> Exercise aim: Copy the lines of the material from the one containing "UI element localization: list" through the one containing "jitter-point (125, 487, 134, 496)", both included, keeping each line unchanged. Leave the pictures out.

> Raw data:
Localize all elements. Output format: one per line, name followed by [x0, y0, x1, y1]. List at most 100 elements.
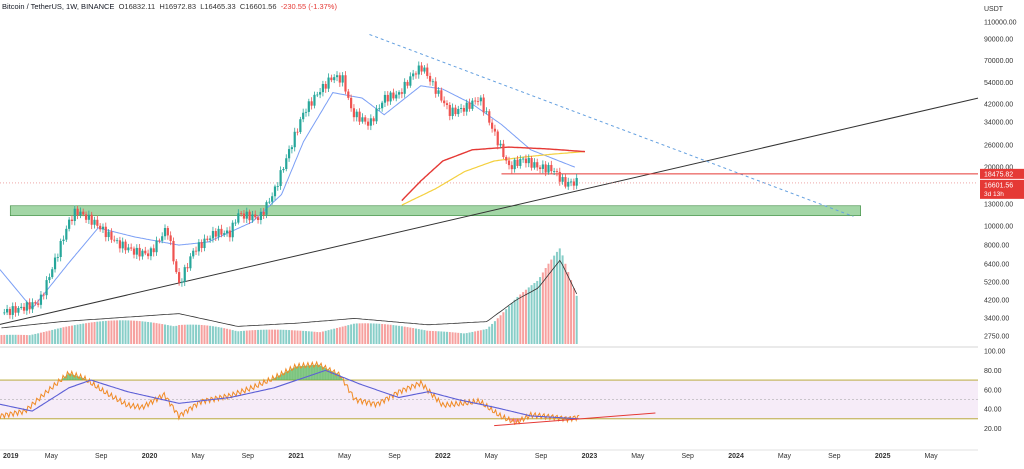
==
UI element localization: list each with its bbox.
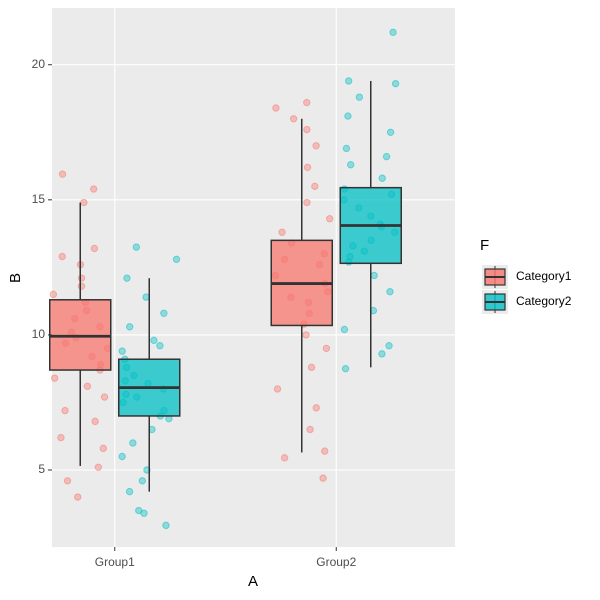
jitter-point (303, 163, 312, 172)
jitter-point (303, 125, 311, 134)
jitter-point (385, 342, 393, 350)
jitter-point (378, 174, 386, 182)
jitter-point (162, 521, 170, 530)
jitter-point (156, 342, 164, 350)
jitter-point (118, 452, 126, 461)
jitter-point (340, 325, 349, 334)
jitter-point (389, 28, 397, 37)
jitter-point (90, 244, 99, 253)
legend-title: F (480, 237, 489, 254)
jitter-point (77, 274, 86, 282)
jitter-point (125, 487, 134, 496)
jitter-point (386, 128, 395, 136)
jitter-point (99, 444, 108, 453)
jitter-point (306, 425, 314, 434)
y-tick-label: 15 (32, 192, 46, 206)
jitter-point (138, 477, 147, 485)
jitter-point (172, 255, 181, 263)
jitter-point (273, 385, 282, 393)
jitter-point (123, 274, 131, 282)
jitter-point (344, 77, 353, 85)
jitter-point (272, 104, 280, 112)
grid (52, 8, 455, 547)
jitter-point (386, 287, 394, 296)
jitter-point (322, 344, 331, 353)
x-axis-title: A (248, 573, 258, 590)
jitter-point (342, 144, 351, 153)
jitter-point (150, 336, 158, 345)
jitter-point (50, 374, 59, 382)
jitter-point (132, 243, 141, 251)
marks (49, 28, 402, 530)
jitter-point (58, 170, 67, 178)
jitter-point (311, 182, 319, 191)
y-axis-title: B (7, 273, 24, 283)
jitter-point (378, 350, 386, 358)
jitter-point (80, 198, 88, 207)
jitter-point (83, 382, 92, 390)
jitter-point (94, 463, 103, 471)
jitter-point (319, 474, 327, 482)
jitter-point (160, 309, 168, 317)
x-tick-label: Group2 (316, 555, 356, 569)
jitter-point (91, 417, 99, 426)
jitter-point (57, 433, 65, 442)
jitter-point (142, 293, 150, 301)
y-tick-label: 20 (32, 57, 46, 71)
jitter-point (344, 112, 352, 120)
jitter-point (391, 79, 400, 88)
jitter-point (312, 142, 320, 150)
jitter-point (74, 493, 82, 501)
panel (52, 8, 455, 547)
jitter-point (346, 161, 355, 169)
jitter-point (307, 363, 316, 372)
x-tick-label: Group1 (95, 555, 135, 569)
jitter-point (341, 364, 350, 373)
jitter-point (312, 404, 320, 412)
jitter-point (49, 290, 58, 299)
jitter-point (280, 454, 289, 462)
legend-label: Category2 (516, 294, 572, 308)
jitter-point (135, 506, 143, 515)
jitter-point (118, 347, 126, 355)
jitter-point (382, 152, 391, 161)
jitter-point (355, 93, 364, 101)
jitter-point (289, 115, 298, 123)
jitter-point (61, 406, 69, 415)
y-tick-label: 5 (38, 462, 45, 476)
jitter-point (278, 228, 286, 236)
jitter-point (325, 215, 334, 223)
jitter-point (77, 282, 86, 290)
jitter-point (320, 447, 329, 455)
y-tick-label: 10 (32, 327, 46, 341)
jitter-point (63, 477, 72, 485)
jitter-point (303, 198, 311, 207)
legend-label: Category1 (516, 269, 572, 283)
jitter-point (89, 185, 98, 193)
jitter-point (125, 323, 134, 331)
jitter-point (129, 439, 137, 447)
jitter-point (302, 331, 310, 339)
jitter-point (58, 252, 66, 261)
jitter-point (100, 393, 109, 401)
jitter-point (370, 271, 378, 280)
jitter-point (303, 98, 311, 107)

> Answer:
UI element localization: list each with its bbox.
jitter-point (303, 163, 312, 172)
jitter-point (303, 125, 311, 134)
jitter-point (385, 342, 393, 350)
jitter-point (378, 174, 386, 182)
jitter-point (162, 521, 170, 530)
jitter-point (156, 342, 164, 350)
jitter-point (118, 452, 126, 461)
jitter-point (340, 325, 349, 334)
jitter-point (389, 28, 397, 37)
jitter-point (90, 244, 99, 253)
legend-title: F (480, 237, 489, 254)
jitter-point (77, 274, 86, 282)
jitter-point (125, 487, 134, 496)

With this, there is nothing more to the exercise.